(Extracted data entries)
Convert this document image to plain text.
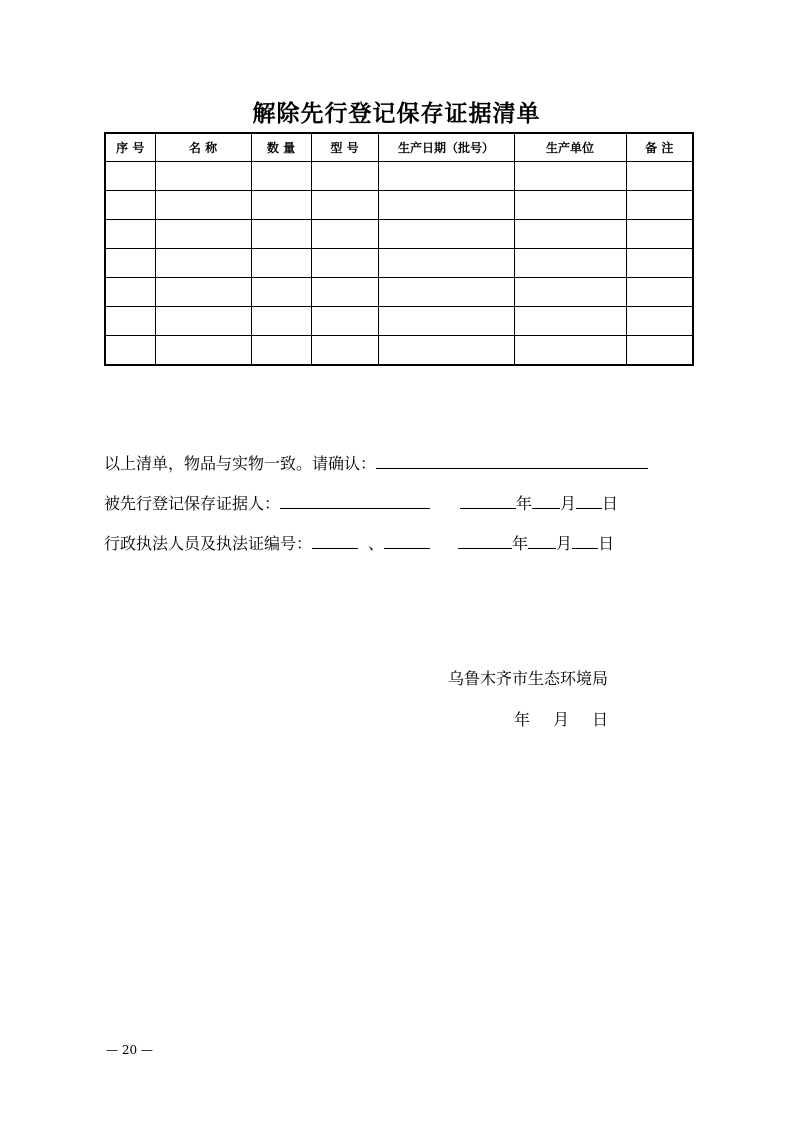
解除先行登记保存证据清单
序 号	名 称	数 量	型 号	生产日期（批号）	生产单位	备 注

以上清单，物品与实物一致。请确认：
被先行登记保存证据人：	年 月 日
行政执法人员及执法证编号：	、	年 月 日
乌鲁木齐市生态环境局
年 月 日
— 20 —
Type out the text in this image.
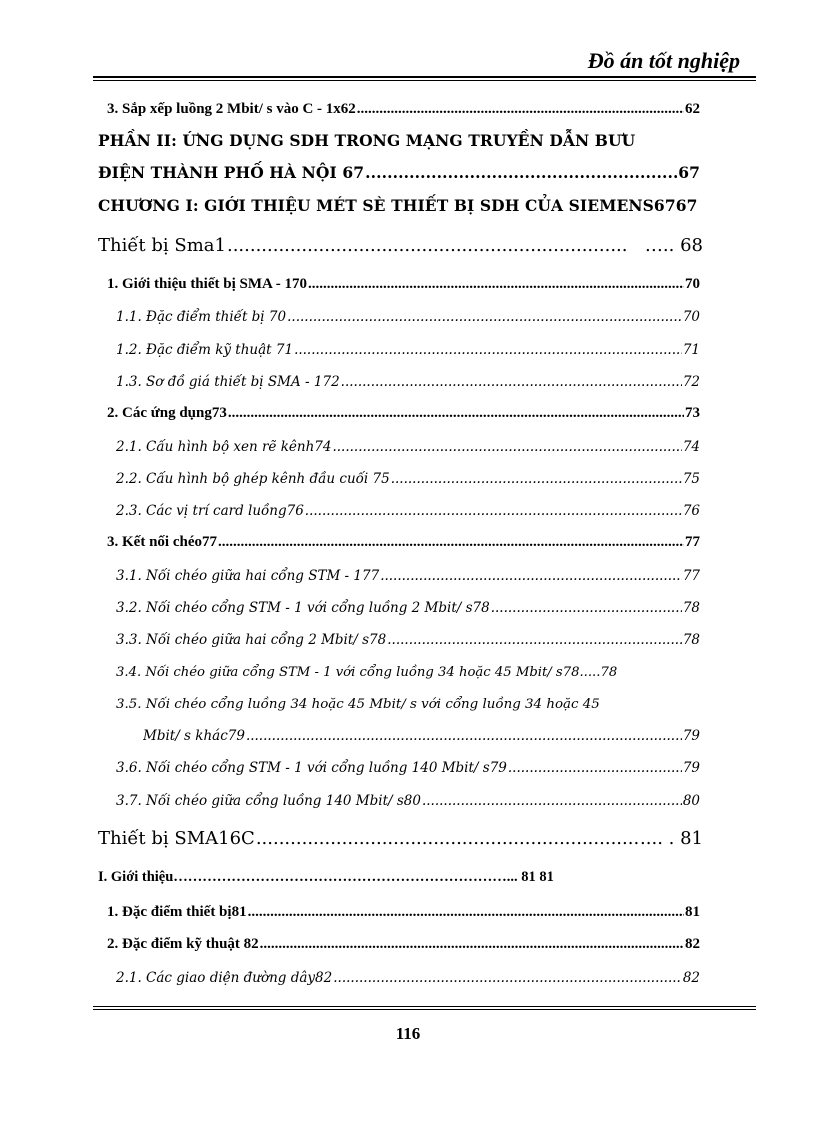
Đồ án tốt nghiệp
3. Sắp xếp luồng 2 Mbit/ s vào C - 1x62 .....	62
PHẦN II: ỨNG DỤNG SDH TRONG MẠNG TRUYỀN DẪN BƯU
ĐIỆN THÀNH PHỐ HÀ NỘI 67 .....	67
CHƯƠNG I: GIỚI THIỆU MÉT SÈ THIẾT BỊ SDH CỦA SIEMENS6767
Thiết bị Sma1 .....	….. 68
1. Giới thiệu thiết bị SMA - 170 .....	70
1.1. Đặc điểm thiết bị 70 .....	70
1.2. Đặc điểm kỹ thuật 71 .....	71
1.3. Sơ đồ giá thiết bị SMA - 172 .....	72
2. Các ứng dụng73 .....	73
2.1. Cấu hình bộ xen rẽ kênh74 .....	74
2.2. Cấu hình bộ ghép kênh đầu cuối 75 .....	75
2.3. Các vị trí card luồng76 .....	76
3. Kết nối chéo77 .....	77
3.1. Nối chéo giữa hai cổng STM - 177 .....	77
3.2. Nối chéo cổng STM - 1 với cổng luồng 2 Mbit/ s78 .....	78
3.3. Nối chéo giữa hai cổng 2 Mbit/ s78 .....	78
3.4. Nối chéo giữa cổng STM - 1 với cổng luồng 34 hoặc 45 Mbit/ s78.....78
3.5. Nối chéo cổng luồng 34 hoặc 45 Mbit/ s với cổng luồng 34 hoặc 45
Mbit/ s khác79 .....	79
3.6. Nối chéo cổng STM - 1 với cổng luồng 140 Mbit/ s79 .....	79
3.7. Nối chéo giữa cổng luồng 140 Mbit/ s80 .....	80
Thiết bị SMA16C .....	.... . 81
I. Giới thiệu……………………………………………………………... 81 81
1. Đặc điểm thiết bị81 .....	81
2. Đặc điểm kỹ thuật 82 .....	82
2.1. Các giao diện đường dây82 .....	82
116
---
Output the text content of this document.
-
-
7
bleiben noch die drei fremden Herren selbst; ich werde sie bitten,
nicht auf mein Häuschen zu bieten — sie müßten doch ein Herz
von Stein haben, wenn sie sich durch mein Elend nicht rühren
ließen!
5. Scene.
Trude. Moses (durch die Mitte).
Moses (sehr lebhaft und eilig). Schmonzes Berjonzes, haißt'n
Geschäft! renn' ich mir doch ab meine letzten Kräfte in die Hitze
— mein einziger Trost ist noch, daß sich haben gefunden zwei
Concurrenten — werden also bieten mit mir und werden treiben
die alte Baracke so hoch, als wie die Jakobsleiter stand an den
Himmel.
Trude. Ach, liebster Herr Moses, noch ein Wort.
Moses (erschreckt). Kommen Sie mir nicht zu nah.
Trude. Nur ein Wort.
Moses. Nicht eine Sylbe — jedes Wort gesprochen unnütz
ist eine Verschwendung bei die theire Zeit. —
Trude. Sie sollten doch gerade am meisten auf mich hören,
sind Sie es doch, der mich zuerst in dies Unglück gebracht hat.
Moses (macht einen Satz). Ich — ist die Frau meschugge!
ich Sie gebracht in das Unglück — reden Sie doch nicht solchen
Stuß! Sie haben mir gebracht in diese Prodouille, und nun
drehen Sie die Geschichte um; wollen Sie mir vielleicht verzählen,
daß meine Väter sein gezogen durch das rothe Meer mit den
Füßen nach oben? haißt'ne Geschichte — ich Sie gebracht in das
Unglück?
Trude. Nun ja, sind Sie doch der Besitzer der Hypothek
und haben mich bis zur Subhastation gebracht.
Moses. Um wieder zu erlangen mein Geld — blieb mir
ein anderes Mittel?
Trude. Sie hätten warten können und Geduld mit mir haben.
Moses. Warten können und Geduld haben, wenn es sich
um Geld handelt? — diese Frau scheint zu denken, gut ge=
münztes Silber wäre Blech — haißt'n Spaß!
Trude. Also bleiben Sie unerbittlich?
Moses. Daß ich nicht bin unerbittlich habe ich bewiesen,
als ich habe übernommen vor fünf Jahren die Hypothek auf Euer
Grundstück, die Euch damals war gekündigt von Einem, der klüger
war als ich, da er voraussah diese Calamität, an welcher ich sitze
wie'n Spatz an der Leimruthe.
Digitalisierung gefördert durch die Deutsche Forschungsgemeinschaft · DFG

EXERCISE TASK => Report every line in the data above in which the word "Unglück" appears.

EXERCISE SOLUTION =>
sind Sie es doch, der mich zuerst in dies Unglück gebracht hat.
ich Sie gebracht in das Unglück — reden Sie doch nicht solchen
Unglück?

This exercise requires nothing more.